THE TASK
Drop every picture, then transcribe the remaining data exactly.

═══

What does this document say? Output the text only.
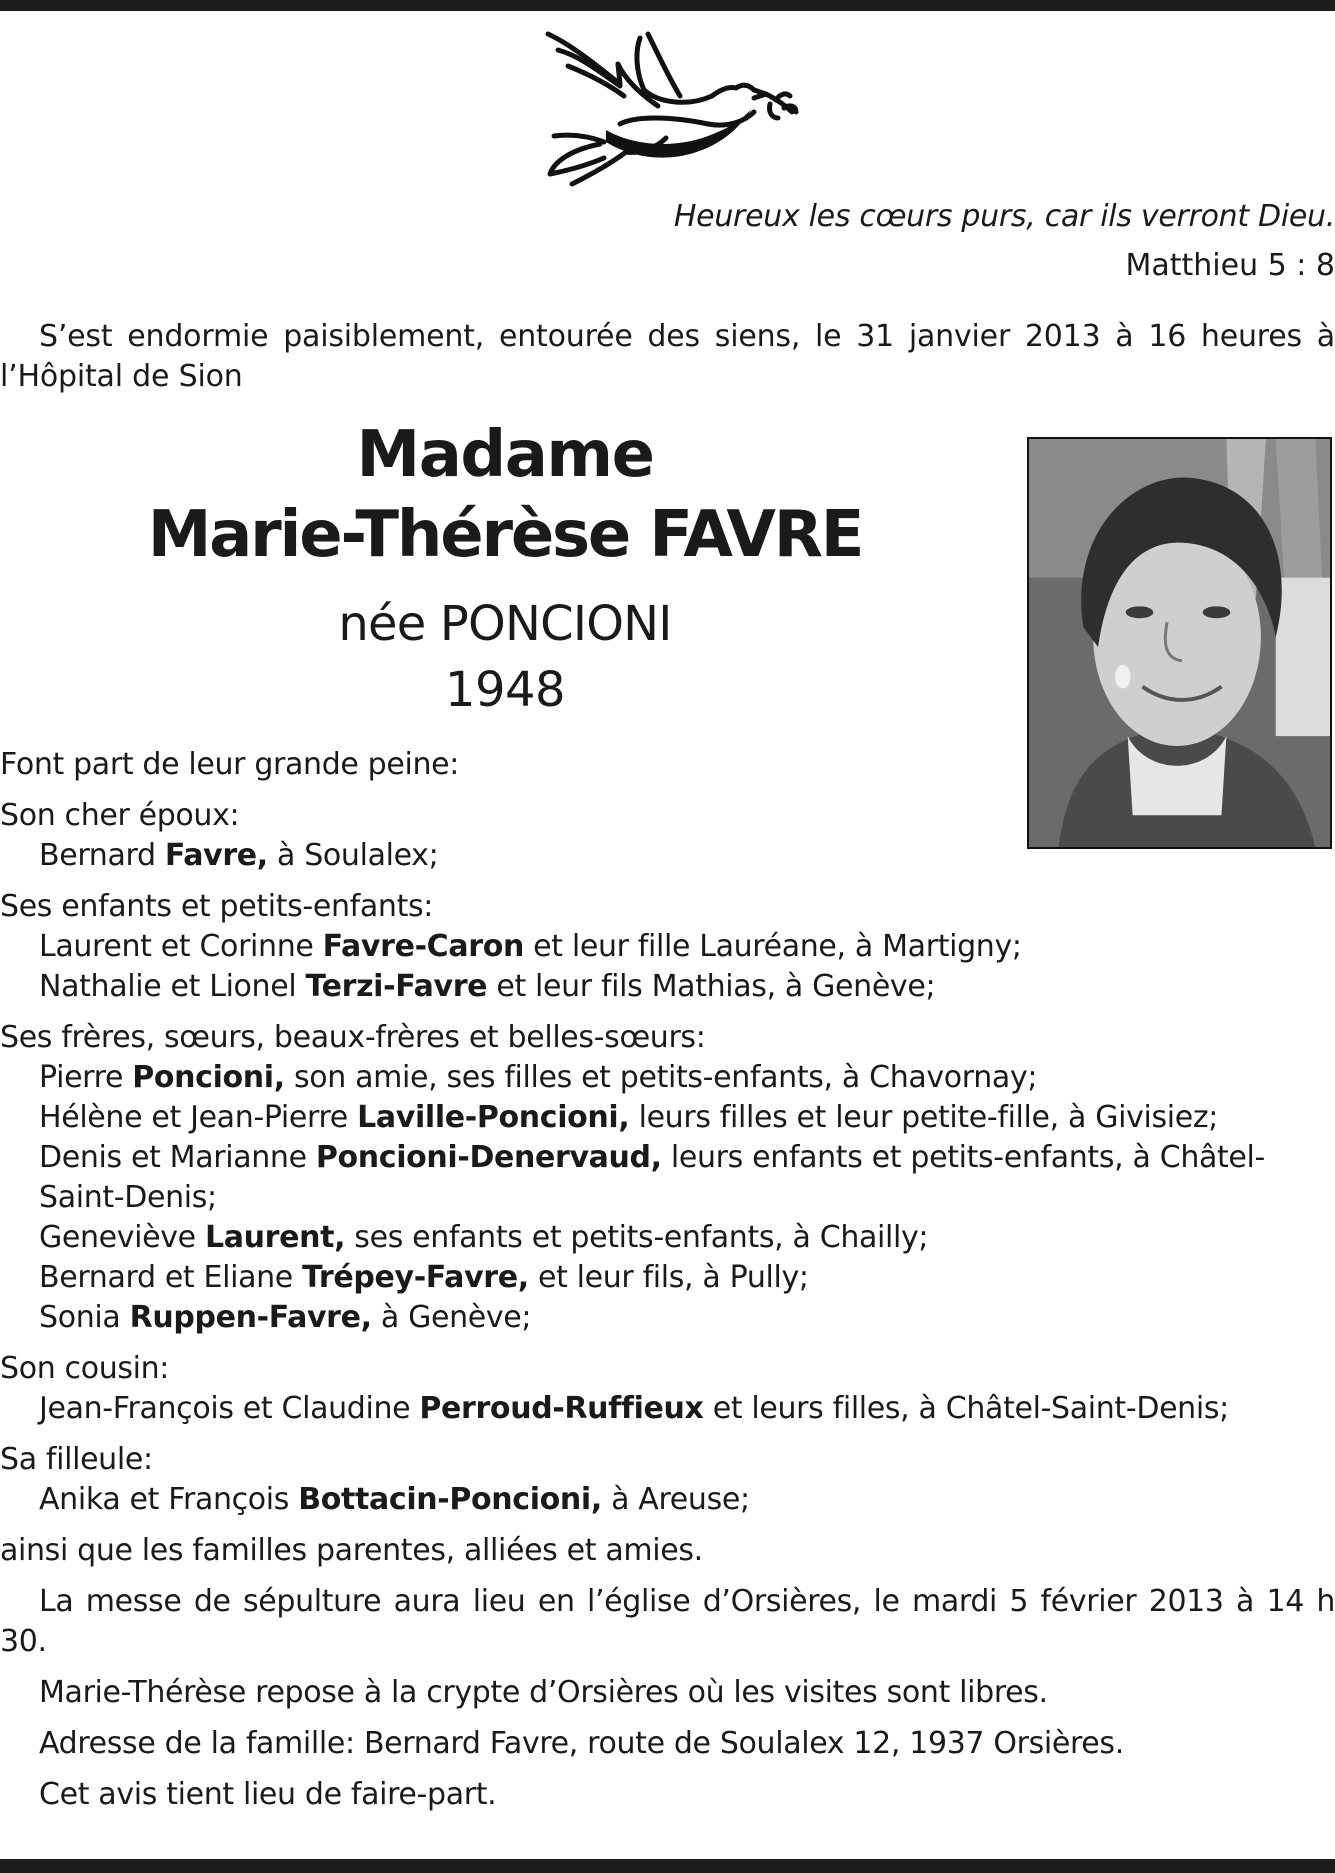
Heureux les cœurs purs, car ils verront Dieu.
Matthieu 5 : 8
S’est endormie paisiblement, entourée des siens, le 31 janvier 2013 à 16 heures à l’Hôpital de Sion
Madame
Marie-Thérèse FAVRE
née PONCIONI
1948
Font part de leur grande peine:
Son cher époux:
Bernard Favre, à Soulalex;
Ses enfants et petits-enfants:
Laurent et Corinne Favre-Caron et leur fille Lauréane, à Martigny;
Nathalie et Lionel Terzi-Favre et leur fils Mathias, à Genève;
Ses frères, sœurs, beaux-frères et belles-sœurs:
Pierre Poncioni, son amie, ses filles et petits-enfants, à Chavornay;
Hélène et Jean-Pierre Laville-Poncioni, leurs filles et leur petite-fille, à Givisiez;
Denis et Marianne Poncioni-Denervaud, leurs enfants et petits-enfants, à Châtel-Saint-Denis;
Geneviève Laurent, ses enfants et petits-enfants, à Chailly;
Bernard et Eliane Trépey-Favre, et leur fils, à Pully;
Sonia Ruppen-Favre, à Genève;
Son cousin:
Jean-François et Claudine Perroud-Ruffieux et leurs filles, à Châtel-Saint-Denis;
Sa filleule:
Anika et François Bottacin-Poncioni, à Areuse;
ainsi que les familles parentes, alliées et amies.
La messe de sépulture aura lieu en l’église d’Orsières, le mardi 5 février 2013 à 14 h 30.
Marie-Thérèse repose à la crypte d’Orsières où les visites sont libres.
Adresse de la famille: Bernard Favre, route de Soulalex 12, 1937 Orsières.
Cet avis tient lieu de faire-part.
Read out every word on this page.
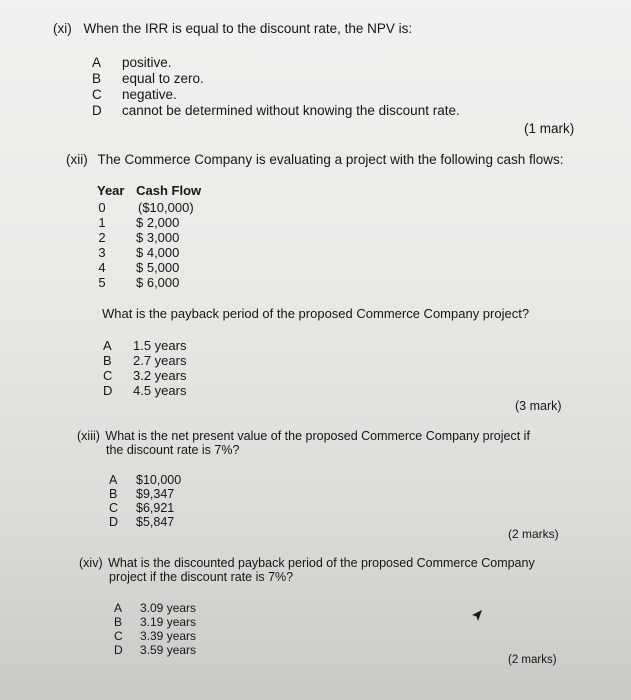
(xi) When the IRR is equal to the discount rate, the NPV is:
A positive.
B equal to zero.
C negative.
D cannot be determined without knowing the discount rate.
(1 mark)
(xii) The Commerce Company is evaluating a project with the following cash flows:
Year Cash Flow
0 ($10,000)
1 $ 2,000
2 $ 3,000
3 $ 4,000
4 $ 5,000
5 $ 6,000
What is the payback period of the proposed Commerce Company project?
A 1.5 years
B 2.7 years
C 3.2 years
D 4.5 years
(3 mark)
(xiii) What is the net present value of the proposed Commerce Company project if
the discount rate is 7%?
A $10,000
B $9,347
C $6,921
D $5,847
(2 marks)
(xiv) What is the discounted payback period of the proposed Commerce Company
project if the discount rate is 7%?
A 3.09 years
B 3.19 years
C 3.39 years
D 3.59 years
(2 marks)
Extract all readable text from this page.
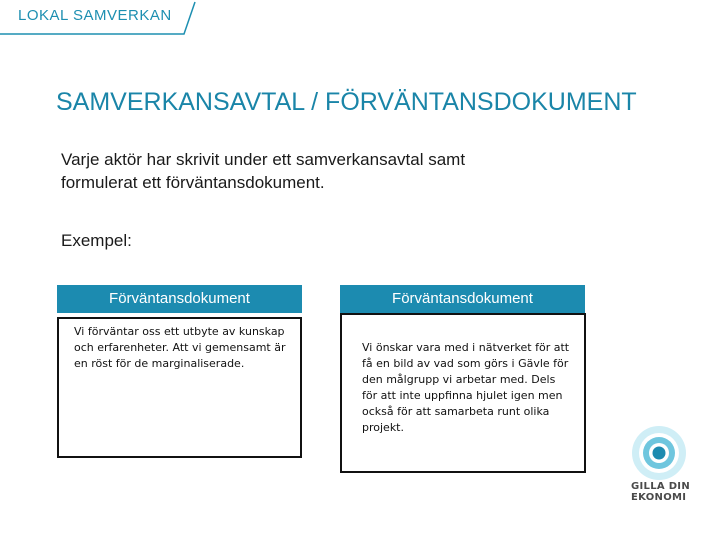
LOKAL SAMVERKAN
SAMVERKANSAVTAL / FÖRVÄNTANSDOKUMENT
Varje aktör har skrivit under ett samverkansavtal samt formulerat ett förväntansdokument.
Exempel:
Förväntansdokument
Vi förväntar oss ett utbyte av kunskap och erfarenheter. Att vi gemensamt är en röst för de marginaliserade.
Förväntansdokument
Vi önskar vara med i nätverket för att få en bild av vad som görs i Gävle för den målgrupp vi arbetar med. Dels för att inte uppfinna hjulet igen men också för att samarbeta runt olika projekt.
GILLA DIN
EKONOMI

═══

RESULT
What does this document say? Output the text only.
Heureux les cœurs purs, car ils verront Dieu.
Matthieu 5 : 8
S’est endormie paisiblement, entourée des siens, le 31 janvier 2013 à 16 heures à l’Hôpital de Sion
Madame
Marie-Thérèse FAVRE
née PONCIONI
1948
Font part de leur grande peine:
Son cher époux:
Bernard Favre, à Soulalex;
Ses enfants et petits-enfants:
Laurent et Corinne Favre-Caron et leur fille Lauréane, à Martigny;
Nathalie et Lionel Terzi-Favre et leur fils Mathias, à Genève;
Ses frères, sœurs, beaux-frères et belles-sœurs:
Pierre Poncioni, son amie, ses filles et petits-enfants, à Chavornay;
Hélène et Jean-Pierre Laville-Poncioni, leurs filles et leur petite-fille, à Givisiez;
Denis et Marianne Poncioni-Denervaud, leurs enfants et petits-enfants, à Châtel-Saint-Denis;
Geneviève Laurent, ses enfants et petits-enfants, à Chailly;
Bernard et Eliane Trépey-Favre, et leur fils, à Pully;
Sonia Ruppen-Favre, à Genève;
Son cousin:
Jean-François et Claudine Perroud-Ruffieux et leurs filles, à Châtel-Saint-Denis;
Sa filleule:
Anika et François Bottacin-Poncioni, à Areuse;
ainsi que les familles parentes, alliées et amies.
La messe de sépulture aura lieu en l’église d’Orsières, le mardi 5 février 2013 à 14 h 30.
Marie-Thérèse repose à la crypte d’Orsières où les visites sont libres.
Adresse de la famille: Bernard Favre, route de Soulalex 12, 1937 Orsières.
Cet avis tient lieu de faire-part.
Read out every word on this page.
(xi) When the IRR is equal to the discount rate, the NPV is:
A positive.
B equal to zero.
C negative.
D cannot be determined without knowing the discount rate.
(1 mark)
(xii) The Commerce Company is evaluating a project with the following cash flows:
Year Cash Flow
0 ($10,000)
1 $ 2,000
2 $ 3,000
3 $ 4,000
4 $ 5,000
5 $ 6,000
What is the payback period of the proposed Commerce Company project?
A 1.5 years
B 2.7 years
C 3.2 years
D 4.5 years
(3 mark)
(xiii) What is the net present value of the proposed Commerce Company project if
the discount rate is 7%?
A $10,000
B $9,347
C $6,921
D $5,847
(2 marks)
(xiv) What is the discounted payback period of the proposed Commerce Company
project if the discount rate is 7%?
A 3.09 years
B 3.19 years
C 3.39 years
D 3.59 years
(2 marks)
Extract all readable text from this page.
LOKAL SAMVERKAN
SAMVERKANSAVTAL / FÖRVÄNTANSDOKUMENT
Varje aktör har skrivit under ett samverkansavtal samt formulerat ett förväntansdokument.
Exempel:
Förväntansdokument
Vi förväntar oss ett utbyte av kunskap och erfarenheter. Att vi gemensamt är en röst för de marginaliserade.
Förväntansdokument
Vi önskar vara med i nätverket för att få en bild av vad som görs i Gävle för den målgrupp vi arbetar med. Dels för att inte uppfinna hjulet igen men också för att samarbeta runt olika projekt.
GILLA DIN
EKONOMI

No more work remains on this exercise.